Give back the full listing verbatim, apart from its images.

(Records contained in a dataset)
--- Start ---

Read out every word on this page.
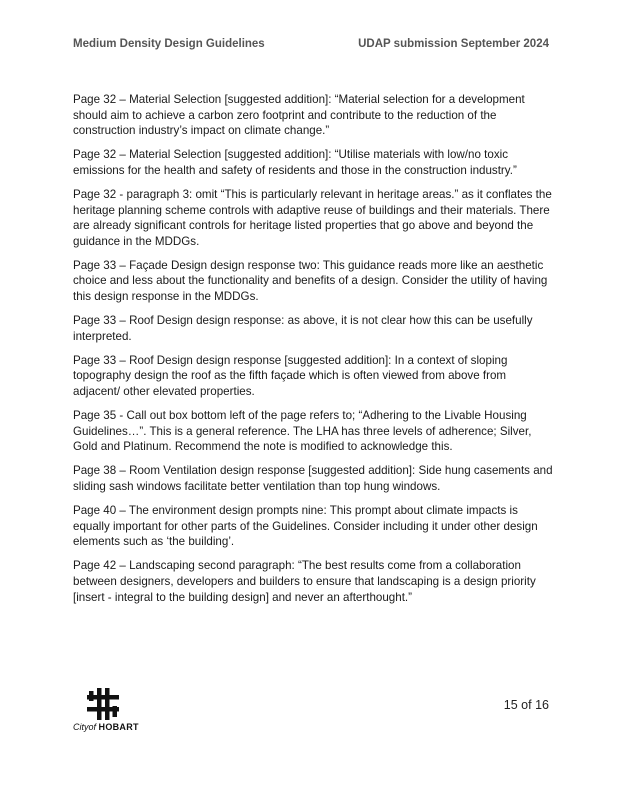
Medium Density Design Guidelines	UDAP submission September 2024

Page 32 – Material Selection [suggested addition]: “Material selection for a development should aim to achieve a carbon zero footprint and contribute to the reduction of the construction industry’s impact on climate change.”

Page 32 – Material Selection [suggested addition]: “Utilise materials with low/no toxic emissions for the health and safety of residents and those in the construction industry.”

Page 32 - paragraph 3: omit “This is particularly relevant in heritage areas.” as it conflates the heritage planning scheme controls with adaptive reuse of buildings and their materials. There are already significant controls for heritage listed properties that go above and beyond the guidance in the MDDGs.

Page 33 – Façade Design design response two: This guidance reads more like an aesthetic choice and less about the functionality and benefits of a design. Consider the utility of having this design response in the MDDGs.

Page 33 – Roof Design design response: as above, it is not clear how this can be usefully interpreted.

Page 33 – Roof Design design response [suggested addition]: In a context of sloping topography design the roof as the fifth façade which is often viewed from above from adjacent/ other elevated properties.

Page 35 - Call out box bottom left of the page refers to; “Adhering to the Livable Housing Guidelines…”. This is a general reference. The LHA has three levels of adherence; Silver, Gold and Platinum. Recommend the note is modified to acknowledge this.

Page 38 – Room Ventilation design response [suggested addition]: Side hung casements and sliding sash windows facilitate better ventilation than top hung windows.

Page 40 – The environment design prompts nine: This prompt about climate impacts is equally important for other parts of the Guidelines. Consider including it under other design elements such as ‘the building’.

Page 42 – Landscaping second paragraph: “The best results come from a collaboration between designers, developers and builders to ensure that landscaping is a design priority [insert - integral to the building design] and never an afterthought.”

Cityof HOBART
15 of 16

--- End ---

Expected answer
Read out every word on this page.
Medium Density Design Guidelines	UDAP submission September 2024

Page 32 – Material Selection [suggested addition]: “Material selection for a development should aim to achieve a carbon zero footprint and contribute to the reduction of the construction industry’s impact on climate change.”

Page 32 – Material Selection [suggested addition]: “Utilise materials with low/no toxic emissions for the health and safety of residents and those in the construction industry.”

Page 32 - paragraph 3: omit “This is particularly relevant in heritage areas.” as it conflates the heritage planning scheme controls with adaptive reuse of buildings and their materials. There are already significant controls for heritage listed properties that go above and beyond the guidance in the MDDGs.

Page 33 – Façade Design design response two: This guidance reads more like an aesthetic choice and less about the functionality and benefits of a design. Consider the utility of having this design response in the MDDGs.

Page 33 – Roof Design design response: as above, it is not clear how this can be usefully interpreted.

Page 33 – Roof Design design response [suggested addition]: In a context of sloping topography design the roof as the fifth façade which is often viewed from above from adjacent/ other elevated properties.

Page 35 - Call out box bottom left of the page refers to; “Adhering to the Livable Housing Guidelines…”. This is a general reference. The LHA has three levels of adherence; Silver, Gold and Platinum. Recommend the note is modified to acknowledge this.

Page 38 – Room Ventilation design response [suggested addition]: Side hung casements and sliding sash windows facilitate better ventilation than top hung windows.

Page 40 – The environment design prompts nine: This prompt about climate impacts is equally important for other parts of the Guidelines. Consider including it under other design elements such as ‘the building’.

Page 42 – Landscaping second paragraph: “The best results come from a collaboration between designers, developers and builders to ensure that landscaping is a design priority [insert - integral to the building design] and never an afterthought.”

Cityof HOBART
15 of 16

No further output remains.